Rows from a figure dataset
__________________________________________________
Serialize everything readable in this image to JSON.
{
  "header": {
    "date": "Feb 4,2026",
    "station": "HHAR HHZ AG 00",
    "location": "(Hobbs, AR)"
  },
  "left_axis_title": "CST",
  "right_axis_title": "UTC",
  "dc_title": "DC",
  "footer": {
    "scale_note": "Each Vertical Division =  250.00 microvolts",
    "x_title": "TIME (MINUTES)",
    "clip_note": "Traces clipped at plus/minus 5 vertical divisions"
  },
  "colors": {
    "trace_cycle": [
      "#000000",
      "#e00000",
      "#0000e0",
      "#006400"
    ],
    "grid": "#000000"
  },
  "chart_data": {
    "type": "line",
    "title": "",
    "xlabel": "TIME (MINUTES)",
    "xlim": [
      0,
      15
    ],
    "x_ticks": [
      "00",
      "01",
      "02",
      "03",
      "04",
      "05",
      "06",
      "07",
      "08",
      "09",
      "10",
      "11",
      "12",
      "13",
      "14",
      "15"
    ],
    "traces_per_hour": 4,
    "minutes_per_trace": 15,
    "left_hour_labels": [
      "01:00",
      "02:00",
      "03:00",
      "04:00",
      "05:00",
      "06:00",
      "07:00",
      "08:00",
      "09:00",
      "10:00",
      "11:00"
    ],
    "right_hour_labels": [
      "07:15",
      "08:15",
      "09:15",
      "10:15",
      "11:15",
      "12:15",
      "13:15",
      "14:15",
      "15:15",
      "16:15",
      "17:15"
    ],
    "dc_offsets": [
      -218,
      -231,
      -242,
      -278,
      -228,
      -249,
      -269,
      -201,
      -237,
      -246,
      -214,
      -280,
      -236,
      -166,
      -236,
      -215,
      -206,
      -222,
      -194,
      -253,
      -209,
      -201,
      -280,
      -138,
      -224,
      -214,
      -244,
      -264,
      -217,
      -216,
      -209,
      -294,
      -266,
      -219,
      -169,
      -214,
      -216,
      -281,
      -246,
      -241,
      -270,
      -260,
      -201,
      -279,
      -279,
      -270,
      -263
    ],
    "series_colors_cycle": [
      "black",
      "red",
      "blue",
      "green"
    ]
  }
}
__________________________________________________
[TASK TO CARRY OUT]
Copy all the entries verbatim.

[EXERCISE RESPONSE]
Serialize everything readable in this image to JSON.
{
  "header": {
    "date": "Feb 4,2026",
    "station": "HHAR HHZ AG 00",
    "location": "(Hobbs, AR)"
  },
  "left_axis_title": "CST",
  "right_axis_title": "UTC",
  "dc_title": "DC",
  "footer": {
    "scale_note": "Each Vertical Division =  250.00 microvolts",
    "x_title": "TIME (MINUTES)",
    "clip_note": "Traces clipped at plus/minus 5 vertical divisions"
  },
  "colors": {
    "trace_cycle": [
      "#000000",
      "#e00000",
      "#0000e0",
      "#006400"
    ],
    "grid": "#000000"
  },
  "chart_data": {
    "type": "line",
    "title": "",
    "xlabel": "TIME (MINUTES)",
    "xlim": [
      0,
      15
    ],
    "x_ticks": [
      "00",
      "01",
      "02",
      "03",
      "04",
      "05",
      "06",
      "07",
      "08",
      "09",
      "10",
      "11",
      "12",
      "13",
      "14",
      "15"
    ],
    "traces_per_hour": 4,
    "minutes_per_trace": 15,
    "left_hour_labels": [
      "01:00",
      "02:00",
      "03:00",
      "04:00",
      "05:00",
      "06:00",
      "07:00",
      "08:00",
      "09:00",
      "10:00",
      "11:00"
    ],
    "right_hour_labels": [
      "07:15",
      "08:15",
      "09:15",
      "10:15",
      "11:15",
      "12:15",
      "13:15",
      "14:15",
      "15:15",
      "16:15",
      "17:15"
    ],
    "dc_offsets": [
      -218,
      -231,
      -242,
      -278,
      -228,
      -249,
      -269,
      -201,
      -237,
      -246,
      -214,
      -280,
      -236,
      -166,
      -236,
      -215,
      -206,
      -222,
      -194,
      -253,
      -209,
      -201,
      -280,
      -138,
      -224,
      -214,
      -244,
      -264,
      -217,
      -216,
      -209,
      -294,
      -266,
      -219,
      -169,
      -214,
      -216,
      -281,
      -246,
      -241,
      -270,
      -260,
      -201,
      -279,
      -279,
      -270,
      -263
    ],
    "series_colors_cycle": [
      "black",
      "red",
      "blue",
      "green"
    ]
  }
}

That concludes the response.